Directions
Restate the whole listing exactly.

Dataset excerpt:
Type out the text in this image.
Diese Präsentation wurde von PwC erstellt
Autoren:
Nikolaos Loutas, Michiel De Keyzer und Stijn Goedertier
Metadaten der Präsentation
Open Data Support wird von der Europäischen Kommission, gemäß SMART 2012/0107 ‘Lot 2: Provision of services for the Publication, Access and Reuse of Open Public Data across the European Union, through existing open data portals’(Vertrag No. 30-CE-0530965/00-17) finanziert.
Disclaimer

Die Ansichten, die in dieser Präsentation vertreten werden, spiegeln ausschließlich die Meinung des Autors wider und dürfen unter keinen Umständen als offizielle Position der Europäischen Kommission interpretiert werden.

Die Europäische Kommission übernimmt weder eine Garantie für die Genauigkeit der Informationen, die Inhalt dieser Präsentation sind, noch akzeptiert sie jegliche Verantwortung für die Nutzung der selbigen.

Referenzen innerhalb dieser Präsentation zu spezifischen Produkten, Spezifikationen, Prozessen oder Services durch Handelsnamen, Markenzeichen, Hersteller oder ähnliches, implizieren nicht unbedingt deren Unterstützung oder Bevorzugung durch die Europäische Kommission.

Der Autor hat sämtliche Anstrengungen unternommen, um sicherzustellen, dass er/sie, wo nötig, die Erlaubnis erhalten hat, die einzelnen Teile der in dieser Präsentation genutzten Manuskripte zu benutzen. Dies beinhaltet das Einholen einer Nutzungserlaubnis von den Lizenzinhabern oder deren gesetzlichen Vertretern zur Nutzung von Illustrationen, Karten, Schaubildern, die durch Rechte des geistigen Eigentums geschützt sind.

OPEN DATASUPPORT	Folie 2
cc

Complete output
Type out the text in this image.
Diese Präsentation wurde von PwC erstellt
Autoren:
Nikolaos Loutas, Michiel De Keyzer und Stijn Goedertier
Metadaten der Präsentation
Open Data Support wird von der Europäischen Kommission, gemäß SMART 2012/0107 ‘Lot 2: Provision of services for the Publication, Access and Reuse of Open Public Data across the European Union, through existing open data portals’(Vertrag No. 30-CE-0530965/00-17) finanziert.
Disclaimer

Die Ansichten, die in dieser Präsentation vertreten werden, spiegeln ausschließlich die Meinung des Autors wider und dürfen unter keinen Umständen als offizielle Position der Europäischen Kommission interpretiert werden.

Die Europäische Kommission übernimmt weder eine Garantie für die Genauigkeit der Informationen, die Inhalt dieser Präsentation sind, noch akzeptiert sie jegliche Verantwortung für die Nutzung der selbigen.

Referenzen innerhalb dieser Präsentation zu spezifischen Produkten, Spezifikationen, Prozessen oder Services durch Handelsnamen, Markenzeichen, Hersteller oder ähnliches, implizieren nicht unbedingt deren Unterstützung oder Bevorzugung durch die Europäische Kommission.

Der Autor hat sämtliche Anstrengungen unternommen, um sicherzustellen, dass er/sie, wo nötig, die Erlaubnis erhalten hat, die einzelnen Teile der in dieser Präsentation genutzten Manuskripte zu benutzen. Dies beinhaltet das Einholen einer Nutzungserlaubnis von den Lizenzinhabern oder deren gesetzlichen Vertretern zur Nutzung von Illustrationen, Karten, Schaubildern, die durch Rechte des geistigen Eigentums geschützt sind.

OPEN DATASUPPORT	Folie 2
cc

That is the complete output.